Copy out the entries in full and with complete accuracy; pictures are excluded.
# # #
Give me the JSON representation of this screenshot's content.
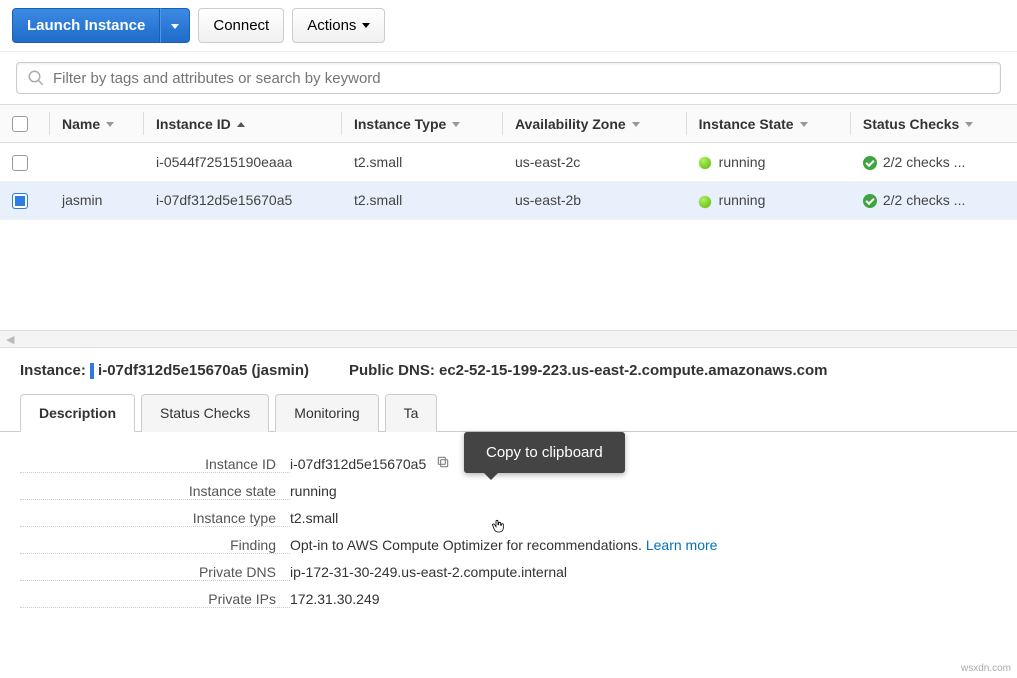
{
  "toolbar": {
    "launch_label": "Launch Instance",
    "connect_label": "Connect",
    "actions_label": "Actions"
  },
  "filter": {
    "placeholder": "Filter by tags and attributes or search by keyword"
  },
  "columns": {
    "name": "Name",
    "instance_id": "Instance ID",
    "instance_type": "Instance Type",
    "az": "Availability Zone",
    "state": "Instance State",
    "checks": "Status Checks"
  },
  "rows": [
    {
      "selected": false,
      "name": "",
      "id": "i-0544f72515190eaaa",
      "type": "t2.small",
      "az": "us-east-2c",
      "state": "running",
      "checks": "2/2 checks ..."
    },
    {
      "selected": true,
      "name": "jasmin",
      "id": "i-07df312d5e15670a5",
      "type": "t2.small",
      "az": "us-east-2b",
      "state": "running",
      "checks": "2/2 checks ..."
    }
  ],
  "details_header": {
    "instance_label": "Instance:",
    "instance_value": "i-07df312d5e15670a5 (jasmin)",
    "dns_label": "Public DNS:",
    "dns_value": "ec2-52-15-199-223.us-east-2.compute.amazonaws.com"
  },
  "tabs": {
    "description": "Description",
    "status_checks": "Status Checks",
    "monitoring": "Monitoring",
    "tags": "Ta"
  },
  "description": {
    "instance_id_label": "Instance ID",
    "instance_id_value": "i-07df312d5e15670a5",
    "state_label": "Instance state",
    "state_value": "running",
    "type_label": "Instance type",
    "type_value": "t2.small",
    "finding_label": "Finding",
    "finding_value": "Opt-in to AWS Compute Optimizer for recommendations.",
    "finding_link": "Learn more",
    "priv_dns_label": "Private DNS",
    "priv_dns_value": "ip-172-31-30-249.us-east-2.compute.internal",
    "priv_ips_label": "Private IPs",
    "priv_ips_value": "172.31.30.249"
  },
  "tooltip": "Copy to clipboard",
  "watermark": "wsxdn.com"
}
# # #
◆ **SOLUTION BELOW**:
Give me the JSON representation of this screenshot's content.
{
  "toolbar": {
    "launch_label": "Launch Instance",
    "connect_label": "Connect",
    "actions_label": "Actions"
  },
  "filter": {
    "placeholder": "Filter by tags and attributes or search by keyword"
  },
  "columns": {
    "name": "Name",
    "instance_id": "Instance ID",
    "instance_type": "Instance Type",
    "az": "Availability Zone",
    "state": "Instance State",
    "checks": "Status Checks"
  },
  "rows": [
    {
      "selected": false,
      "name": "",
      "id": "i-0544f72515190eaaa",
      "type": "t2.small",
      "az": "us-east-2c",
      "state": "running",
      "checks": "2/2 checks ..."
    },
    {
      "selected": true,
      "name": "jasmin",
      "id": "i-07df312d5e15670a5",
      "type": "t2.small",
      "az": "us-east-2b",
      "state": "running",
      "checks": "2/2 checks ..."
    }
  ],
  "details_header": {
    "instance_label": "Instance:",
    "instance_value": "i-07df312d5e15670a5 (jasmin)",
    "dns_label": "Public DNS:",
    "dns_value": "ec2-52-15-199-223.us-east-2.compute.amazonaws.com"
  },
  "tabs": {
    "description": "Description",
    "status_checks": "Status Checks",
    "monitoring": "Monitoring",
    "tags": "Ta"
  },
  "description": {
    "instance_id_label": "Instance ID",
    "instance_id_value": "i-07df312d5e15670a5",
    "state_label": "Instance state",
    "state_value": "running",
    "type_label": "Instance type",
    "type_value": "t2.small",
    "finding_label": "Finding",
    "finding_value": "Opt-in to AWS Compute Optimizer for recommendations.",
    "finding_link": "Learn more",
    "priv_dns_label": "Private DNS",
    "priv_dns_value": "ip-172-31-30-249.us-east-2.compute.internal",
    "priv_ips_label": "Private IPs",
    "priv_ips_value": "172.31.30.249"
  },
  "tooltip": "Copy to clipboard",
  "watermark": "wsxdn.com"
}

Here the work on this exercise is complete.